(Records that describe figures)
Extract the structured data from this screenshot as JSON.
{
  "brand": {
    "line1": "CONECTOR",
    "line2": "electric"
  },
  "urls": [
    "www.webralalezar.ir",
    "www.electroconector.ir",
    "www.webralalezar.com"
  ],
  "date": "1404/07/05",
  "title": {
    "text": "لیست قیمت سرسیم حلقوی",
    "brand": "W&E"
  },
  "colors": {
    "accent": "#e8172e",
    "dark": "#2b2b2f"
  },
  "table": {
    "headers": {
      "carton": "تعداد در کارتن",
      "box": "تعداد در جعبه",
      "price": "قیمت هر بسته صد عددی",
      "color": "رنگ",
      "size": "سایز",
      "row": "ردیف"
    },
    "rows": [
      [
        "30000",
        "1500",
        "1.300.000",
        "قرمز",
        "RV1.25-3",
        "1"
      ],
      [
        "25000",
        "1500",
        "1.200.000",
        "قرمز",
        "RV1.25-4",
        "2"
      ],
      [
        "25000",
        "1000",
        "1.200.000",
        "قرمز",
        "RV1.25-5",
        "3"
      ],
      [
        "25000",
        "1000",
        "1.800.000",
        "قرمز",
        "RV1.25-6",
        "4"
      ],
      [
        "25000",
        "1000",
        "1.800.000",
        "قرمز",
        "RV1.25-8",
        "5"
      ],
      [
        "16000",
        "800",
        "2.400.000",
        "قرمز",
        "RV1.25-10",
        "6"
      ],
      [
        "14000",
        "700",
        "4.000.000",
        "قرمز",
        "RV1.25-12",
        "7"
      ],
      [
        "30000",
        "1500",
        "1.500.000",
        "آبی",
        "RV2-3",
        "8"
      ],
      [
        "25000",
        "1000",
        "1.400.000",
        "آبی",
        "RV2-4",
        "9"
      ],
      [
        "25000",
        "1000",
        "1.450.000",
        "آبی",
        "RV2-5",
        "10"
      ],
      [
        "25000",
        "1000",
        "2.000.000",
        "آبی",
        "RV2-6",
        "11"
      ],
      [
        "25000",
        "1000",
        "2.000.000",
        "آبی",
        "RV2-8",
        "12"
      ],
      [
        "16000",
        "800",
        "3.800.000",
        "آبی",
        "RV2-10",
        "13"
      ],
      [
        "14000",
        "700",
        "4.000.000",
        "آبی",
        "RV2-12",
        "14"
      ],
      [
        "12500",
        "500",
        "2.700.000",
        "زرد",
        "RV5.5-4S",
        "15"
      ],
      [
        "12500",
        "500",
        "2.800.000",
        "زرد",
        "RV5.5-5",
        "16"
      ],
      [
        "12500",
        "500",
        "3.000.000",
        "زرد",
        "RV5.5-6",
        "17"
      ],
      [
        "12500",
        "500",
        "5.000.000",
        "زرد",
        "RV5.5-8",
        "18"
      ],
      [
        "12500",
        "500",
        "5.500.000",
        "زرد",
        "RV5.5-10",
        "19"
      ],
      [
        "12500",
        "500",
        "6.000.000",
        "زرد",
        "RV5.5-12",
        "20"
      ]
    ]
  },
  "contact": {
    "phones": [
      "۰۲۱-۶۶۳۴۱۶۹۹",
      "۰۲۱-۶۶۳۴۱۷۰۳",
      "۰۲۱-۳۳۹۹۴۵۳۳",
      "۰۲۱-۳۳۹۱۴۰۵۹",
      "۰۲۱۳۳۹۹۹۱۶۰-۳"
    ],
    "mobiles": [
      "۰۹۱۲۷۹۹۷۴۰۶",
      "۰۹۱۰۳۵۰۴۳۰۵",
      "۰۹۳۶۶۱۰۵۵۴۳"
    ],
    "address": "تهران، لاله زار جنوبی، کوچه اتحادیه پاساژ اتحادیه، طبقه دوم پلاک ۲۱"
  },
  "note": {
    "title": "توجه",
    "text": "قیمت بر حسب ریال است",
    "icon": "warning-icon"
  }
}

__Requirements__.
Go through the material above line by line and copy it exactly.

__Correct output__.
Extract the structured data from this screenshot as JSON.
{
  "brand": {
    "line1": "CONECTOR",
    "line2": "electric"
  },
  "urls": [
    "www.webralalezar.ir",
    "www.electroconector.ir",
    "www.webralalezar.com"
  ],
  "date": "1404/07/05",
  "title": {
    "text": "لیست قیمت سرسیم حلقوی",
    "brand": "W&E"
  },
  "colors": {
    "accent": "#e8172e",
    "dark": "#2b2b2f"
  },
  "table": {
    "headers": {
      "carton": "تعداد در کارتن",
      "box": "تعداد در جعبه",
      "price": "قیمت هر بسته صد عددی",
      "color": "رنگ",
      "size": "سایز",
      "row": "ردیف"
    },
    "rows": [
      [
        "30000",
        "1500",
        "1.300.000",
        "قرمز",
        "RV1.25-3",
        "1"
      ],
      [
        "25000",
        "1500",
        "1.200.000",
        "قرمز",
        "RV1.25-4",
        "2"
      ],
      [
        "25000",
        "1000",
        "1.200.000",
        "قرمز",
        "RV1.25-5",
        "3"
      ],
      [
        "25000",
        "1000",
        "1.800.000",
        "قرمز",
        "RV1.25-6",
        "4"
      ],
      [
        "25000",
        "1000",
        "1.800.000",
        "قرمز",
        "RV1.25-8",
        "5"
      ],
      [
        "16000",
        "800",
        "2.400.000",
        "قرمز",
        "RV1.25-10",
        "6"
      ],
      [
        "14000",
        "700",
        "4.000.000",
        "قرمز",
        "RV1.25-12",
        "7"
      ],
      [
        "30000",
        "1500",
        "1.500.000",
        "آبی",
        "RV2-3",
        "8"
      ],
      [
        "25000",
        "1000",
        "1.400.000",
        "آبی",
        "RV2-4",
        "9"
      ],
      [
        "25000",
        "1000",
        "1.450.000",
        "آبی",
        "RV2-5",
        "10"
      ],
      [
        "25000",
        "1000",
        "2.000.000",
        "آبی",
        "RV2-6",
        "11"
      ],
      [
        "25000",
        "1000",
        "2.000.000",
        "آبی",
        "RV2-8",
        "12"
      ],
      [
        "16000",
        "800",
        "3.800.000",
        "آبی",
        "RV2-10",
        "13"
      ],
      [
        "14000",
        "700",
        "4.000.000",
        "آبی",
        "RV2-12",
        "14"
      ],
      [
        "12500",
        "500",
        "2.700.000",
        "زرد",
        "RV5.5-4S",
        "15"
      ],
      [
        "12500",
        "500",
        "2.800.000",
        "زرد",
        "RV5.5-5",
        "16"
      ],
      [
        "12500",
        "500",
        "3.000.000",
        "زرد",
        "RV5.5-6",
        "17"
      ],
      [
        "12500",
        "500",
        "5.000.000",
        "زرد",
        "RV5.5-8",
        "18"
      ],
      [
        "12500",
        "500",
        "5.500.000",
        "زرد",
        "RV5.5-10",
        "19"
      ],
      [
        "12500",
        "500",
        "6.000.000",
        "زرد",
        "RV5.5-12",
        "20"
      ]
    ]
  },
  "contact": {
    "phones": [
      "۰۲۱-۶۶۳۴۱۶۹۹",
      "۰۲۱-۶۶۳۴۱۷۰۳",
      "۰۲۱-۳۳۹۹۴۵۳۳",
      "۰۲۱-۳۳۹۱۴۰۵۹",
      "۰۲۱۳۳۹۹۹۱۶۰-۳"
    ],
    "mobiles": [
      "۰۹۱۲۷۹۹۷۴۰۶",
      "۰۹۱۰۳۵۰۴۳۰۵",
      "۰۹۳۶۶۱۰۵۵۴۳"
    ],
    "address": "تهران، لاله زار جنوبی، کوچه اتحادیه پاساژ اتحادیه، طبقه دوم پلاک ۲۱"
  },
  "note": {
    "title": "توجه",
    "text": "قیمت بر حسب ریال است",
    "icon": "warning-icon"
  }
}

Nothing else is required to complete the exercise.